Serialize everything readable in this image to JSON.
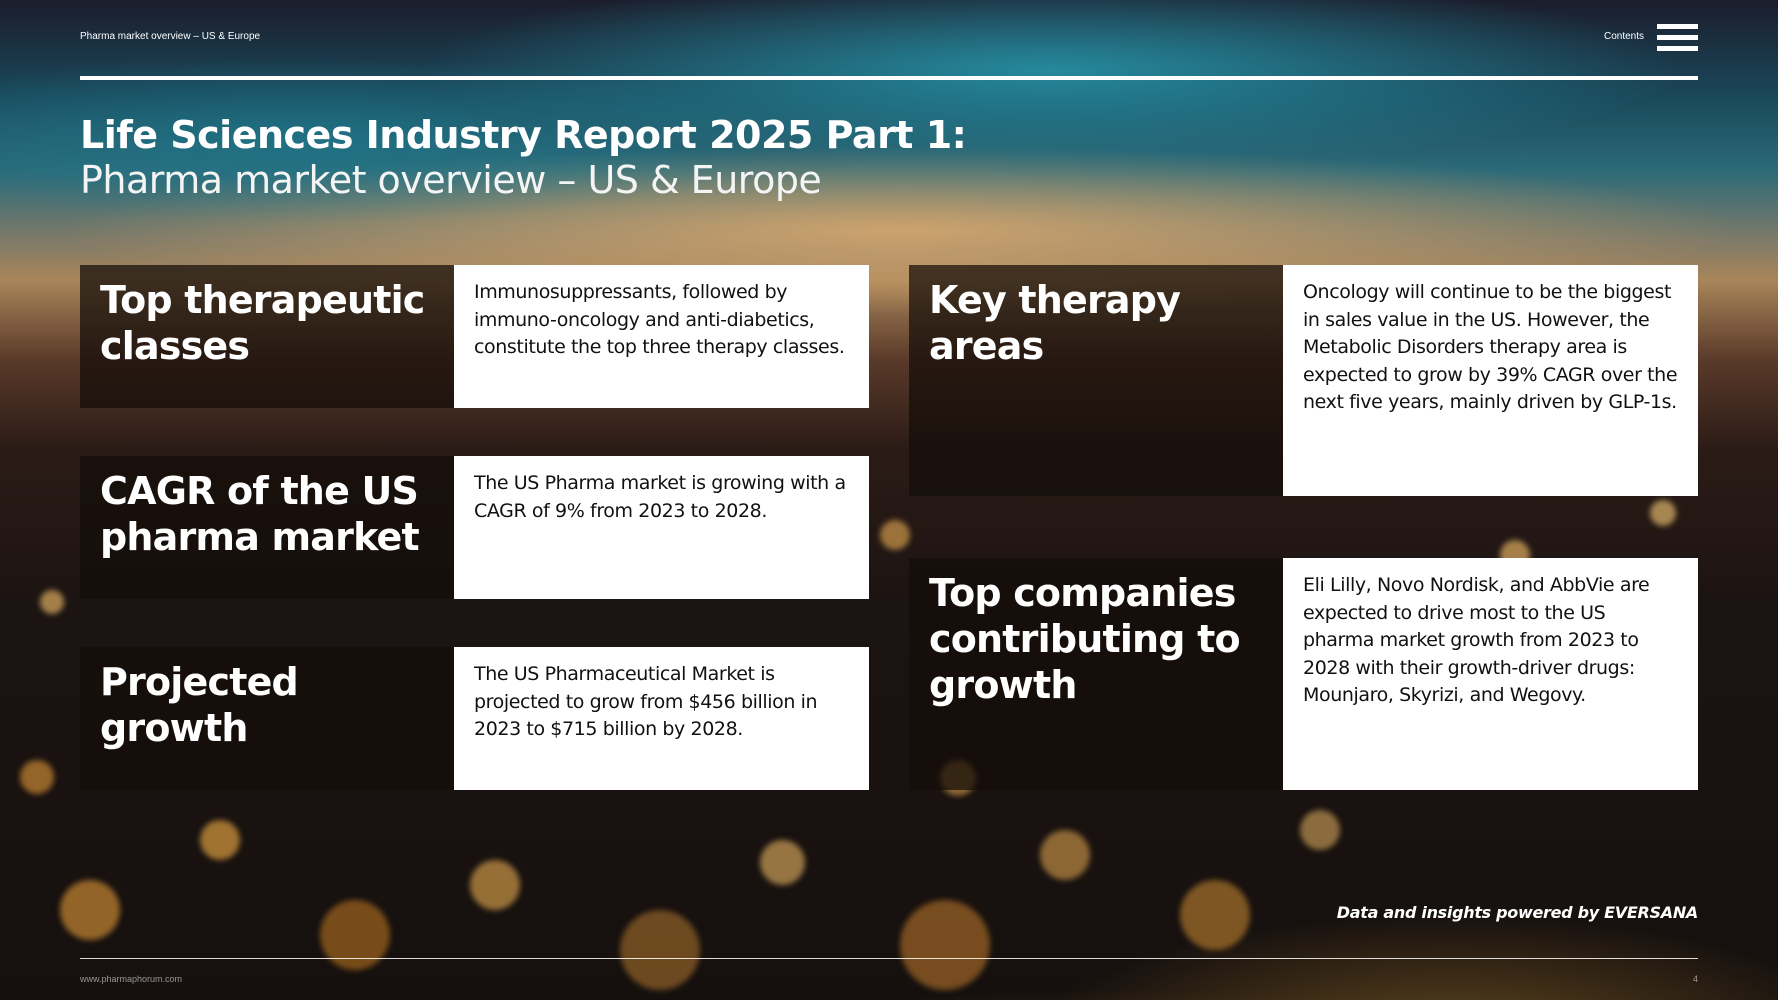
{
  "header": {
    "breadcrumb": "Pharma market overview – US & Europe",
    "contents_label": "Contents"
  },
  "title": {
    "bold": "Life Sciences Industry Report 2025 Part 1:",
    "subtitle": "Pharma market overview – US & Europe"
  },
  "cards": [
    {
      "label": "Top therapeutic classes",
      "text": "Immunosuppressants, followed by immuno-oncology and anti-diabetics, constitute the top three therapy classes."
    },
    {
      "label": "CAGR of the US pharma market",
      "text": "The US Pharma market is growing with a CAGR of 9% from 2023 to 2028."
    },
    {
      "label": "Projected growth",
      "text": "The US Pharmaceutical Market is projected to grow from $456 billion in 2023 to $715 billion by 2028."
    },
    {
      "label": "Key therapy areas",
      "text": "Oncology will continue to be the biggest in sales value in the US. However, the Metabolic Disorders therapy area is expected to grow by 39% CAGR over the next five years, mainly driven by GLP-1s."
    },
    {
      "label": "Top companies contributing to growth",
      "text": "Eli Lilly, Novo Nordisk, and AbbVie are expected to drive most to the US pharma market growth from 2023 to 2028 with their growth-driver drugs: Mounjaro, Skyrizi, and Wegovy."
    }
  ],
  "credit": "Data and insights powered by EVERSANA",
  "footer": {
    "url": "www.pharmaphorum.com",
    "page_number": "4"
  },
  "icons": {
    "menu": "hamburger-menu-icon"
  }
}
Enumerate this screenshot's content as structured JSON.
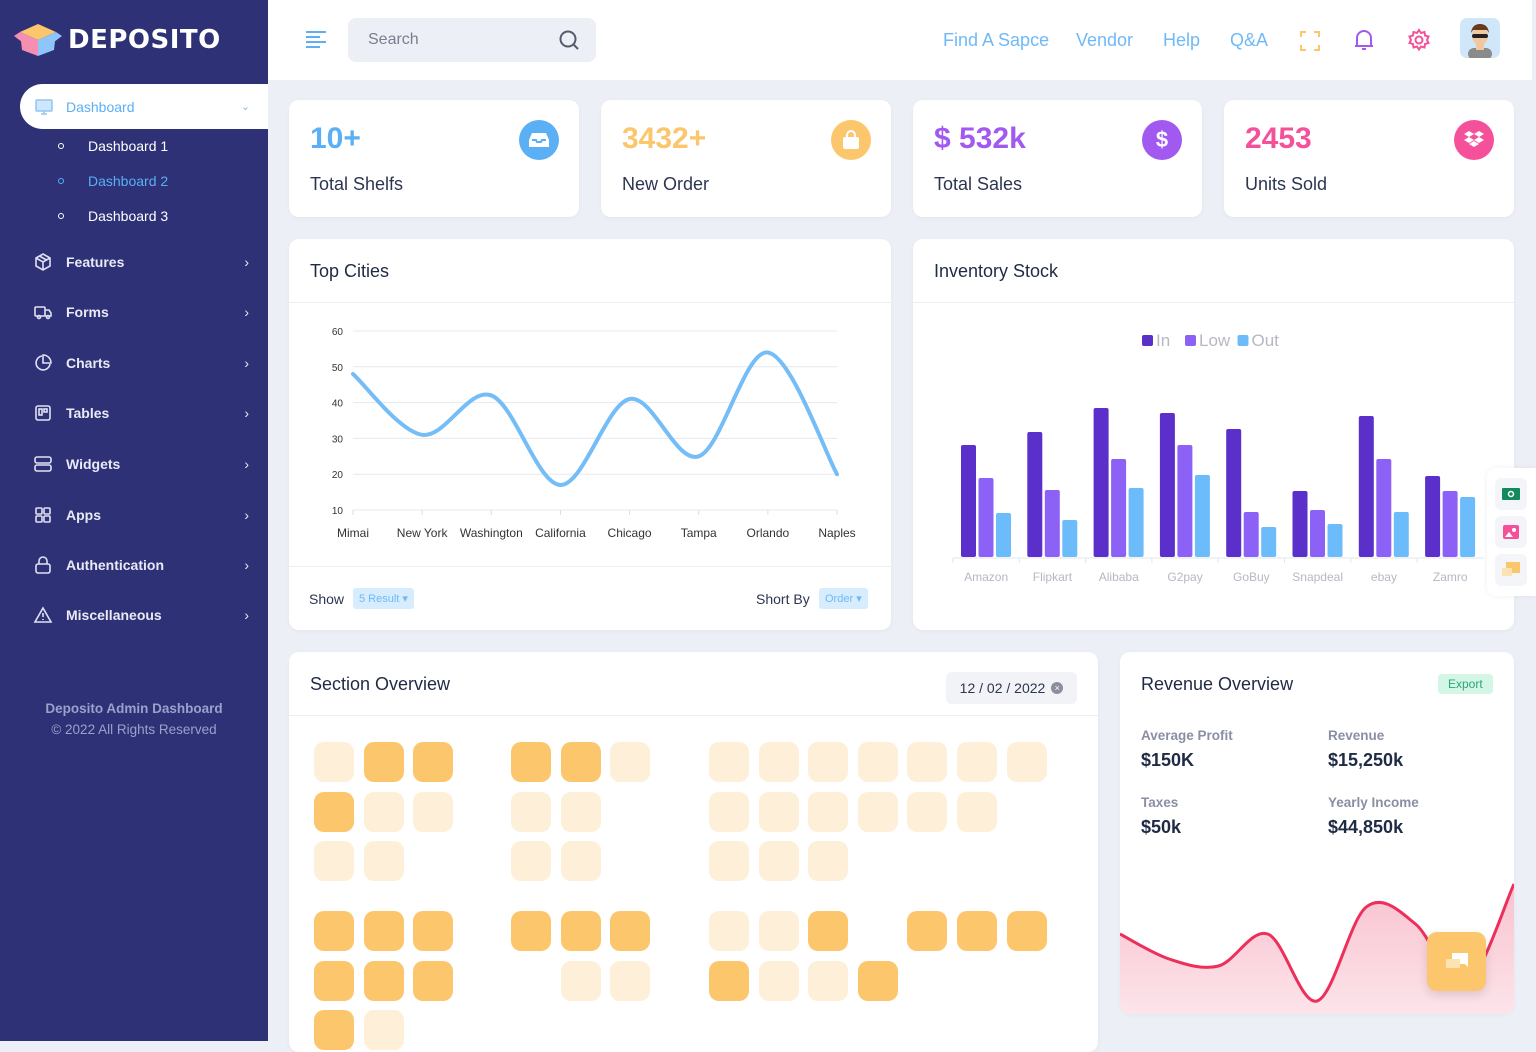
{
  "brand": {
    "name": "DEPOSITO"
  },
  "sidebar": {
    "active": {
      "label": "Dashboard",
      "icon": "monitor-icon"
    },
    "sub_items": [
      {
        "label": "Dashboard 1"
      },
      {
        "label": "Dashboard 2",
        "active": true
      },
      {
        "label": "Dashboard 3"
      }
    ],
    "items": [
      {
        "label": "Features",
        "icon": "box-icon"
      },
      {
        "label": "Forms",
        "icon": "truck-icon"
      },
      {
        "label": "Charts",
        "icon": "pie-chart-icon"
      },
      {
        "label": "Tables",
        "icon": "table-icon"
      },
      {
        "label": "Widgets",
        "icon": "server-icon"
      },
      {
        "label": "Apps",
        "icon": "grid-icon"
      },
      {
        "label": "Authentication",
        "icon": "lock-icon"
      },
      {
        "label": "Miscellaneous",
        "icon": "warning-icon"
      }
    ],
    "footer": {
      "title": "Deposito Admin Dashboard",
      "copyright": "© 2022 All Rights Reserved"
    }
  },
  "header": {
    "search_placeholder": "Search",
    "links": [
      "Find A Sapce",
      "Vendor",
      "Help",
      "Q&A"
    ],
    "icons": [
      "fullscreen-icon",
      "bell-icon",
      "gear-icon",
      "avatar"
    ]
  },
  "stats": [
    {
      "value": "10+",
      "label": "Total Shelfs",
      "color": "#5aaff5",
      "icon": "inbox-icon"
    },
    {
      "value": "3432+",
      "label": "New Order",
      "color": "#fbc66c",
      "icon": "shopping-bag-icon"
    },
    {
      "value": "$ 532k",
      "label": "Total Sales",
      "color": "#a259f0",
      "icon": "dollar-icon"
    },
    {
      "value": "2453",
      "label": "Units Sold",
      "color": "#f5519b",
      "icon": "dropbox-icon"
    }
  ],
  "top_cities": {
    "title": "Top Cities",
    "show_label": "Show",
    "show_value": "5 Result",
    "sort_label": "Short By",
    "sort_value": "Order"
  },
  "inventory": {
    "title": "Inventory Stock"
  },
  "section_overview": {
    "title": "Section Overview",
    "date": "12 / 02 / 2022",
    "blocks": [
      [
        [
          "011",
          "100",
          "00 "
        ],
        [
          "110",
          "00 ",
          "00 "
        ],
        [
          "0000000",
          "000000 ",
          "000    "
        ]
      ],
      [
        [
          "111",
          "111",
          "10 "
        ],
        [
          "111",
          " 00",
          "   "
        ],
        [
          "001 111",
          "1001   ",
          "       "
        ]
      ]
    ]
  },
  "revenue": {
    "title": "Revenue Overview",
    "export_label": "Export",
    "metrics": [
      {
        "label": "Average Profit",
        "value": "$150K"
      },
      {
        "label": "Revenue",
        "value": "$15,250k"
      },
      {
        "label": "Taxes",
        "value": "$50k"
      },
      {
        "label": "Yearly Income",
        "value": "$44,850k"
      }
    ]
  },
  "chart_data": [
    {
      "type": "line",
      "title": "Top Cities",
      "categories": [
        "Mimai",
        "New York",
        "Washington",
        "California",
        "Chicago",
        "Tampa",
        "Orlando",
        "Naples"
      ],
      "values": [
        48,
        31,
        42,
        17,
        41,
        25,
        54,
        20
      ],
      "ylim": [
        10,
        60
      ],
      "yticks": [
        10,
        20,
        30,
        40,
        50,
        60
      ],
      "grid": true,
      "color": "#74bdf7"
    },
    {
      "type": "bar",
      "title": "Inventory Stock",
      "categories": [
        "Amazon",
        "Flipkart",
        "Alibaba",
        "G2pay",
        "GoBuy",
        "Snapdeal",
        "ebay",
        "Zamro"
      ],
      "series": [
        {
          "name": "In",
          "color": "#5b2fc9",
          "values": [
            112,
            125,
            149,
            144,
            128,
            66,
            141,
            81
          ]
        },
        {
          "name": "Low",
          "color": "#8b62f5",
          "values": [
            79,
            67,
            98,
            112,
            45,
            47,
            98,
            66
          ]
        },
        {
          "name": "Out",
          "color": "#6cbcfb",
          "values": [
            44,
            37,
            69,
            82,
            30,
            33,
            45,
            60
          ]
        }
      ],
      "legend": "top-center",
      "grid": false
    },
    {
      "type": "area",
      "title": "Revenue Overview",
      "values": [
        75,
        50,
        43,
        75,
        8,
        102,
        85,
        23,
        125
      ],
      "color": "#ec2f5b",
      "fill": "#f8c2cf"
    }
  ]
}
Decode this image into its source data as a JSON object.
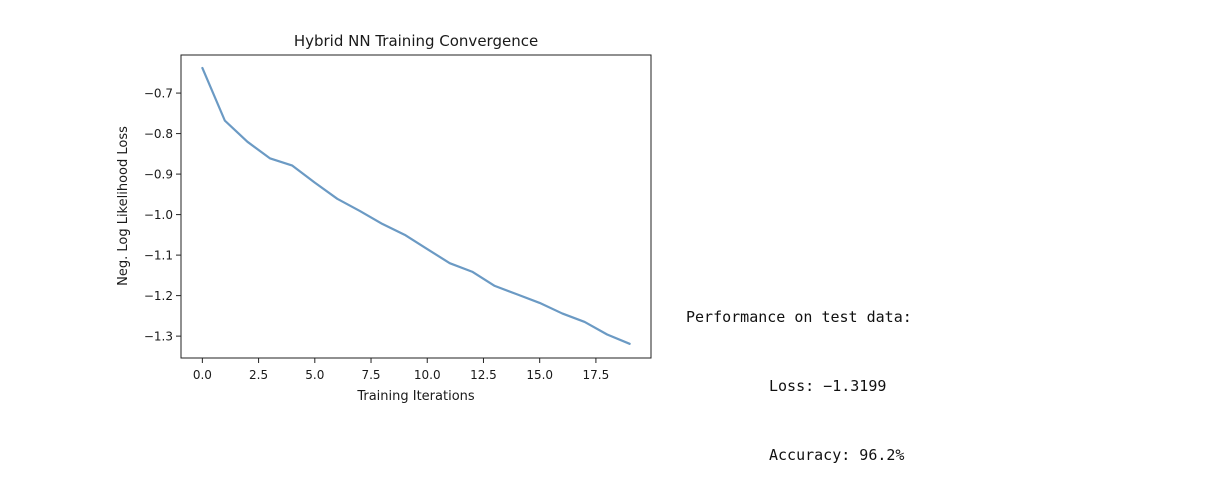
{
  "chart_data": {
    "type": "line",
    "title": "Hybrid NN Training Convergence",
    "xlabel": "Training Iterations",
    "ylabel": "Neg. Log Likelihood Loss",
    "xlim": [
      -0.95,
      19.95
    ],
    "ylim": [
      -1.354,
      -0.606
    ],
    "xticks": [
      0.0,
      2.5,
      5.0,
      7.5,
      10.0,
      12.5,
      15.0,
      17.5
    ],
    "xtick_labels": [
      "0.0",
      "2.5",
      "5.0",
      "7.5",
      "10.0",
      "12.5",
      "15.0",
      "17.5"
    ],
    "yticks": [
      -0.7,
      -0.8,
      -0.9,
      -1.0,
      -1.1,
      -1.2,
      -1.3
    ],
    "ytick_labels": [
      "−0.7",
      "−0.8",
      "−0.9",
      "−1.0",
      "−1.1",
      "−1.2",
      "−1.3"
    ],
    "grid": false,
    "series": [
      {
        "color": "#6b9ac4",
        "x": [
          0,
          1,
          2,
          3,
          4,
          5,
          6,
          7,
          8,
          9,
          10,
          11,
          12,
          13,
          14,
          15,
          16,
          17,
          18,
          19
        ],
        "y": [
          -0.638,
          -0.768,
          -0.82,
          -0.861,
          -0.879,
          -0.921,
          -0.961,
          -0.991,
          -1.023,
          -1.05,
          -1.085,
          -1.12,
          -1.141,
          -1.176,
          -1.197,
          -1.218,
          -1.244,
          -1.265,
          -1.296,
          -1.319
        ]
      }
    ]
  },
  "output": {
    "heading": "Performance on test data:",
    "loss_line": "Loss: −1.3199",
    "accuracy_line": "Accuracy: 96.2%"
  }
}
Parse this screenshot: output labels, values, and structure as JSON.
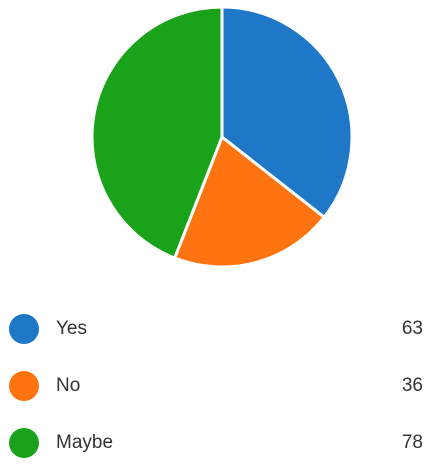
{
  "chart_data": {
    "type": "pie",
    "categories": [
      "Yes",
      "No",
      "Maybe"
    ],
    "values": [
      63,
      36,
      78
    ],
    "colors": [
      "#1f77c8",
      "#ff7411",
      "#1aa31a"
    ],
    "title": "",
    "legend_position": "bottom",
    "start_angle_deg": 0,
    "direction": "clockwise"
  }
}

+-------+

#### WHAT IS REQUIRED
Look over the material above and show each line where "Dashboard" appears.

#### COMPLETE OUTPUT
      "label": "Dashboard",
        "label": "Dashboard 1"
        "label": "Dashboard 2",
        "label": "Dashboard 3"
      "title": "Deposito Admin Dashboard",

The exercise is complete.